Stored items:
##########

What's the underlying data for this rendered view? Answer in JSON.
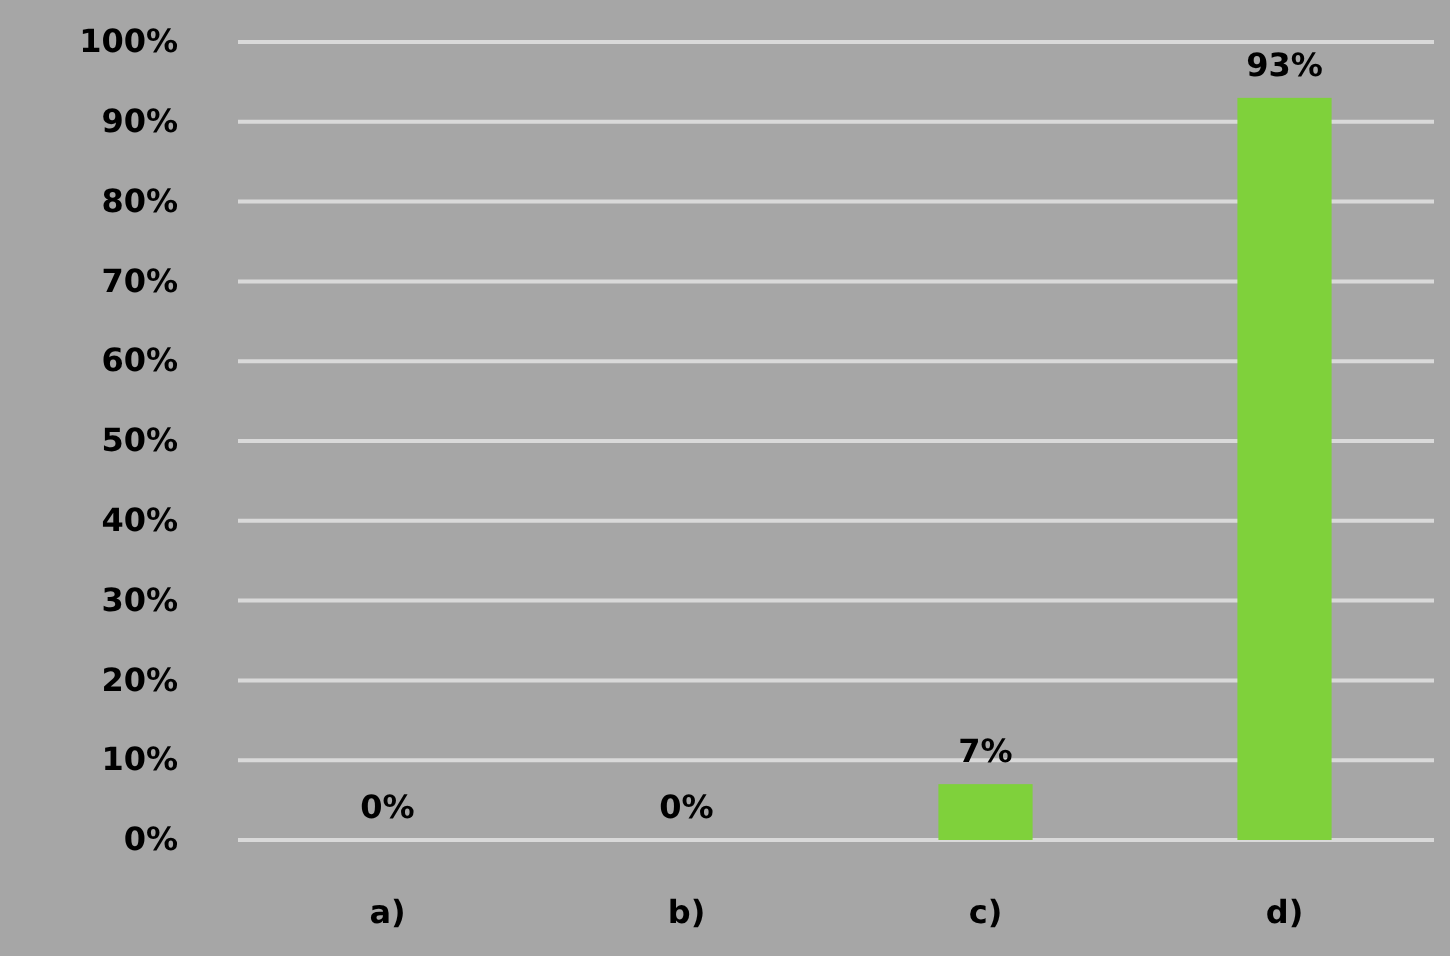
{
  "chart_data": {
    "type": "bar",
    "categories": [
      "a)",
      "b)",
      "c)",
      "d)"
    ],
    "values": [
      0,
      0,
      7,
      93
    ],
    "value_labels": [
      "0%",
      "0%",
      "7%",
      "93%"
    ],
    "color": "#7fd13b",
    "ylim": [
      0,
      100
    ],
    "yticks": [
      {
        "value": 0,
        "label": "0%"
      },
      {
        "value": 10,
        "label": "10%"
      },
      {
        "value": 20,
        "label": "20%"
      },
      {
        "value": 30,
        "label": "30%"
      },
      {
        "value": 40,
        "label": "40%"
      },
      {
        "value": 50,
        "label": "50%"
      },
      {
        "value": 60,
        "label": "60%"
      },
      {
        "value": 70,
        "label": "70%"
      },
      {
        "value": 80,
        "label": "80%"
      },
      {
        "value": 90,
        "label": "90%"
      },
      {
        "value": 100,
        "label": "100%"
      }
    ],
    "grid": "y"
  }
}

##########

● Required task: Copy all the entries word for word. Omit any pictures.

● The solution:
What's the underlying data for this rendered view? Answer in JSON.
{
  "chart_data": {
    "type": "bar",
    "categories": [
      "a)",
      "b)",
      "c)",
      "d)"
    ],
    "values": [
      0,
      0,
      7,
      93
    ],
    "value_labels": [
      "0%",
      "0%",
      "7%",
      "93%"
    ],
    "color": "#7fd13b",
    "ylim": [
      0,
      100
    ],
    "yticks": [
      {
        "value": 0,
        "label": "0%"
      },
      {
        "value": 10,
        "label": "10%"
      },
      {
        "value": 20,
        "label": "20%"
      },
      {
        "value": 30,
        "label": "30%"
      },
      {
        "value": 40,
        "label": "40%"
      },
      {
        "value": 50,
        "label": "50%"
      },
      {
        "value": 60,
        "label": "60%"
      },
      {
        "value": 70,
        "label": "70%"
      },
      {
        "value": 80,
        "label": "80%"
      },
      {
        "value": 90,
        "label": "90%"
      },
      {
        "value": 100,
        "label": "100%"
      }
    ],
    "grid": "y"
  }
}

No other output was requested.